PROMPT:
Exactly as they appear, output all of the entries.

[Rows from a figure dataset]
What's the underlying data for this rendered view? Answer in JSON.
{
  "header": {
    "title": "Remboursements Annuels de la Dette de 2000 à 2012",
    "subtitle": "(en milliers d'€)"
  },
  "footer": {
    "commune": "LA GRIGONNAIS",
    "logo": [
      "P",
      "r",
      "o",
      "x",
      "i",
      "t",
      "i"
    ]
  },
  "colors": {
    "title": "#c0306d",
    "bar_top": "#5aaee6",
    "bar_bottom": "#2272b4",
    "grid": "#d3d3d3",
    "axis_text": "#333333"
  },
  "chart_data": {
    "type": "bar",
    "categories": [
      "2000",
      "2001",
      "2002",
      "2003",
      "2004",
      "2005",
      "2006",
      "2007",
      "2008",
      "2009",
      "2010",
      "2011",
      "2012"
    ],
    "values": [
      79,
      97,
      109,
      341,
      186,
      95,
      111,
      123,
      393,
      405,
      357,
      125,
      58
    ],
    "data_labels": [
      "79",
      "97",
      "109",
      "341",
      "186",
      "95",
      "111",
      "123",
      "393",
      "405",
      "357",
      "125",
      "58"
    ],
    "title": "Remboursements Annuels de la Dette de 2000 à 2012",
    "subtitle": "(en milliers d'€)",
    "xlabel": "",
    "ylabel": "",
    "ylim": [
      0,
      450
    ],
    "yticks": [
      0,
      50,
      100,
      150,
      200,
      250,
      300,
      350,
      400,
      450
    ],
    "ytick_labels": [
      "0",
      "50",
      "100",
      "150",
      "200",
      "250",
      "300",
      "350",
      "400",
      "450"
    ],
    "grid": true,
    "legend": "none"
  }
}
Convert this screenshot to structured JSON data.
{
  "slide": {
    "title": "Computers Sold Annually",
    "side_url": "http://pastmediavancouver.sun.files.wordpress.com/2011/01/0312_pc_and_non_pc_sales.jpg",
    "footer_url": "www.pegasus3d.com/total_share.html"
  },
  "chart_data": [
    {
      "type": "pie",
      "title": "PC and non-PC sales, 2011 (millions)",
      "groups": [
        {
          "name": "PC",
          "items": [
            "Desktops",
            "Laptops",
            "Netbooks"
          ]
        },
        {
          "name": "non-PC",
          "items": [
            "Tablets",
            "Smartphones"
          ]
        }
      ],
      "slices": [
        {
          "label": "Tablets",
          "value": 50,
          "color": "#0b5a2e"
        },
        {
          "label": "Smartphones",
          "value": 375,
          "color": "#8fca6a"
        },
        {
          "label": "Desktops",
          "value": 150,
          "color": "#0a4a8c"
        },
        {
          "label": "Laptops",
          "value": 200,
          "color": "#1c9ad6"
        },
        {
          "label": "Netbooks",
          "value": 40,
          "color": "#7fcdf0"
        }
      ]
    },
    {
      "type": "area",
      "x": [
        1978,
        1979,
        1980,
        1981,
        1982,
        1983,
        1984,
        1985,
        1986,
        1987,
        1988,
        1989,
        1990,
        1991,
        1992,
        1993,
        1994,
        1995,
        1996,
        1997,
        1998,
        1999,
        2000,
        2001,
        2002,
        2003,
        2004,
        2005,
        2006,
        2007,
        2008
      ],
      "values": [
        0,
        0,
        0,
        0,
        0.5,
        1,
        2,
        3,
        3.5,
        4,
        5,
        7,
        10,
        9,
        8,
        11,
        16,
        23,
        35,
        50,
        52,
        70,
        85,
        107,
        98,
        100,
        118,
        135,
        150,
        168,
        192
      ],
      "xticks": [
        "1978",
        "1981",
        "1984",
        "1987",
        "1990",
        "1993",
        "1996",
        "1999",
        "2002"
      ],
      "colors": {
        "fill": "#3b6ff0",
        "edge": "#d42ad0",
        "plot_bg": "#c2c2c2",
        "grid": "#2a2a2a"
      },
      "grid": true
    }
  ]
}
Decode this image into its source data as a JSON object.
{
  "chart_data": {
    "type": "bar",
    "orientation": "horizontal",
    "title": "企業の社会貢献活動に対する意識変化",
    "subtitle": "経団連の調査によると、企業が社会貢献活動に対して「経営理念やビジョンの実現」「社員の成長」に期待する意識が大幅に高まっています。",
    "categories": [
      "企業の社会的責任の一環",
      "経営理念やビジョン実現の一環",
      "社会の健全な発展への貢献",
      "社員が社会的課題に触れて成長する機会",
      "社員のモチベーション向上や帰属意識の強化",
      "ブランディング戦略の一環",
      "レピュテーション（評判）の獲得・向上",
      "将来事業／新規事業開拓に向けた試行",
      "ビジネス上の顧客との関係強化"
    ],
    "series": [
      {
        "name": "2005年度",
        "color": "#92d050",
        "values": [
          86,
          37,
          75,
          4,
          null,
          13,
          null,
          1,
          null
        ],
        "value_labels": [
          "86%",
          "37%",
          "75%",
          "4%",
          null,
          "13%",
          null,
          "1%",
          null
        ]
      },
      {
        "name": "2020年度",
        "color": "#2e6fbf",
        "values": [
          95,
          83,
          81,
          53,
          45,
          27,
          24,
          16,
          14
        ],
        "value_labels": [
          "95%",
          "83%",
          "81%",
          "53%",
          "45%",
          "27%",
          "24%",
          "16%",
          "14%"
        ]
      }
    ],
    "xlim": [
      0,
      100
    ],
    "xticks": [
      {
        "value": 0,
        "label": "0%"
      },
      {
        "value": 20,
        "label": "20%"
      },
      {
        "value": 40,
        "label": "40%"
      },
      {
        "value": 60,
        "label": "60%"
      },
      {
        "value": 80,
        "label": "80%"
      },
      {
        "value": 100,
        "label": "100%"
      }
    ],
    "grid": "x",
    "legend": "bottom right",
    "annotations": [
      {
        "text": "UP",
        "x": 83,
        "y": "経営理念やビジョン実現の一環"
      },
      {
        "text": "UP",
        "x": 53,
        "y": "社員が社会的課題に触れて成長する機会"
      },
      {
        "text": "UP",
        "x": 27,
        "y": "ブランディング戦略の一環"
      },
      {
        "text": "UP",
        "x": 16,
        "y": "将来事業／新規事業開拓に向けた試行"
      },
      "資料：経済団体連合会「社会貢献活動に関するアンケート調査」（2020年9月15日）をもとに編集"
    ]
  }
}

EXPECTED OUTPUT:
What's the underlying data for this rendered view? Answer in JSON.
{
  "header": {
    "title": "Remboursements Annuels de la Dette de 2000 à 2012",
    "subtitle": "(en milliers d'€)"
  },
  "footer": {
    "commune": "LA GRIGONNAIS",
    "logo": [
      "P",
      "r",
      "o",
      "x",
      "i",
      "t",
      "i"
    ]
  },
  "colors": {
    "title": "#c0306d",
    "bar_top": "#5aaee6",
    "bar_bottom": "#2272b4",
    "grid": "#d3d3d3",
    "axis_text": "#333333"
  },
  "chart_data": {
    "type": "bar",
    "categories": [
      "2000",
      "2001",
      "2002",
      "2003",
      "2004",
      "2005",
      "2006",
      "2007",
      "2008",
      "2009",
      "2010",
      "2011",
      "2012"
    ],
    "values": [
      79,
      97,
      109,
      341,
      186,
      95,
      111,
      123,
      393,
      405,
      357,
      125,
      58
    ],
    "data_labels": [
      "79",
      "97",
      "109",
      "341",
      "186",
      "95",
      "111",
      "123",
      "393",
      "405",
      "357",
      "125",
      "58"
    ],
    "title": "Remboursements Annuels de la Dette de 2000 à 2012",
    "subtitle": "(en milliers d'€)",
    "xlabel": "",
    "ylabel": "",
    "ylim": [
      0,
      450
    ],
    "yticks": [
      0,
      50,
      100,
      150,
      200,
      250,
      300,
      350,
      400,
      450
    ],
    "ytick_labels": [
      "0",
      "50",
      "100",
      "150",
      "200",
      "250",
      "300",
      "350",
      "400",
      "450"
    ],
    "grid": true,
    "legend": "none"
  }
}
Convert this screenshot to structured JSON data.
{
  "slide": {
    "title": "Computers Sold Annually",
    "side_url": "http://pastmediavancouver.sun.files.wordpress.com/2011/01/0312_pc_and_non_pc_sales.jpg",
    "footer_url": "www.pegasus3d.com/total_share.html"
  },
  "chart_data": [
    {
      "type": "pie",
      "title": "PC and non-PC sales, 2011 (millions)",
      "groups": [
        {
          "name": "PC",
          "items": [
            "Desktops",
            "Laptops",
            "Netbooks"
          ]
        },
        {
          "name": "non-PC",
          "items": [
            "Tablets",
            "Smartphones"
          ]
        }
      ],
      "slices": [
        {
          "label": "Tablets",
          "value": 50,
          "color": "#0b5a2e"
        },
        {
          "label": "Smartphones",
          "value": 375,
          "color": "#8fca6a"
        },
        {
          "label": "Desktops",
          "value": 150,
          "color": "#0a4a8c"
        },
        {
          "label": "Laptops",
          "value": 200,
          "color": "#1c9ad6"
        },
        {
          "label": "Netbooks",
          "value": 40,
          "color": "#7fcdf0"
        }
      ]
    },
    {
      "type": "area",
      "x": [
        1978,
        1979,
        1980,
        1981,
        1982,
        1983,
        1984,
        1985,
        1986,
        1987,
        1988,
        1989,
        1990,
        1991,
        1992,
        1993,
        1994,
        1995,
        1996,
        1997,
        1998,
        1999,
        2000,
        2001,
        2002,
        2003,
        2004,
        2005,
        2006,
        2007,
        2008
      ],
      "values": [
        0,
        0,
        0,
        0,
        0.5,
        1,
        2,
        3,
        3.5,
        4,
        5,
        7,
        10,
        9,
        8,
        11,
        16,
        23,
        35,
        50,
        52,
        70,
        85,
        107,
        98,
        100,
        118,
        135,
        150,
        168,
        192
      ],
      "xticks": [
        "1978",
        "1981",
        "1984",
        "1987",
        "1990",
        "1993",
        "1996",
        "1999",
        "2002"
      ],
      "colors": {
        "fill": "#3b6ff0",
        "edge": "#d42ad0",
        "plot_bg": "#c2c2c2",
        "grid": "#2a2a2a"
      },
      "grid": true
    }
  ]
}
Decode this image into its source data as a JSON object.
{
  "chart_data": {
    "type": "bar",
    "orientation": "horizontal",
    "title": "企業の社会貢献活動に対する意識変化",
    "subtitle": "経団連の調査によると、企業が社会貢献活動に対して「経営理念やビジョンの実現」「社員の成長」に期待する意識が大幅に高まっています。",
    "categories": [
      "企業の社会的責任の一環",
      "経営理念やビジョン実現の一環",
      "社会の健全な発展への貢献",
      "社員が社会的課題に触れて成長する機会",
      "社員のモチベーション向上や帰属意識の強化",
      "ブランディング戦略の一環",
      "レピュテーション（評判）の獲得・向上",
      "将来事業／新規事業開拓に向けた試行",
      "ビジネス上の顧客との関係強化"
    ],
    "series": [
      {
        "name": "2005年度",
        "color": "#92d050",
        "values": [
          86,
          37,
          75,
          4,
          null,
          13,
          null,
          1,
          null
        ],
        "value_labels": [
          "86%",
          "37%",
          "75%",
          "4%",
          null,
          "13%",
          null,
          "1%",
          null
        ]
      },
      {
        "name": "2020年度",
        "color": "#2e6fbf",
        "values": [
          95,
          83,
          81,
          53,
          45,
          27,
          24,
          16,
          14
        ],
        "value_labels": [
          "95%",
          "83%",
          "81%",
          "53%",
          "45%",
          "27%",
          "24%",
          "16%",
          "14%"
        ]
      }
    ],
    "xlim": [
      0,
      100
    ],
    "xticks": [
      {
        "value": 0,
        "label": "0%"
      },
      {
        "value": 20,
        "label": "20%"
      },
      {
        "value": 40,
        "label": "40%"
      },
      {
        "value": 60,
        "label": "60%"
      },
      {
        "value": 80,
        "label": "80%"
      },
      {
        "value": 100,
        "label": "100%"
      }
    ],
    "grid": "x",
    "legend": "bottom right",
    "annotations": [
      {
        "text": "UP",
        "x": 83,
        "y": "経営理念やビジョン実現の一環"
      },
      {
        "text": "UP",
        "x": 53,
        "y": "社員が社会的課題に触れて成長する機会"
      },
      {
        "text": "UP",
        "x": 27,
        "y": "ブランディング戦略の一環"
      },
      {
        "text": "UP",
        "x": 16,
        "y": "将来事業／新規事業開拓に向けた試行"
      },
      "資料：経済団体連合会「社会貢献活動に関するアンケート調査」（2020年9月15日）をもとに編集"
    ]
  }
}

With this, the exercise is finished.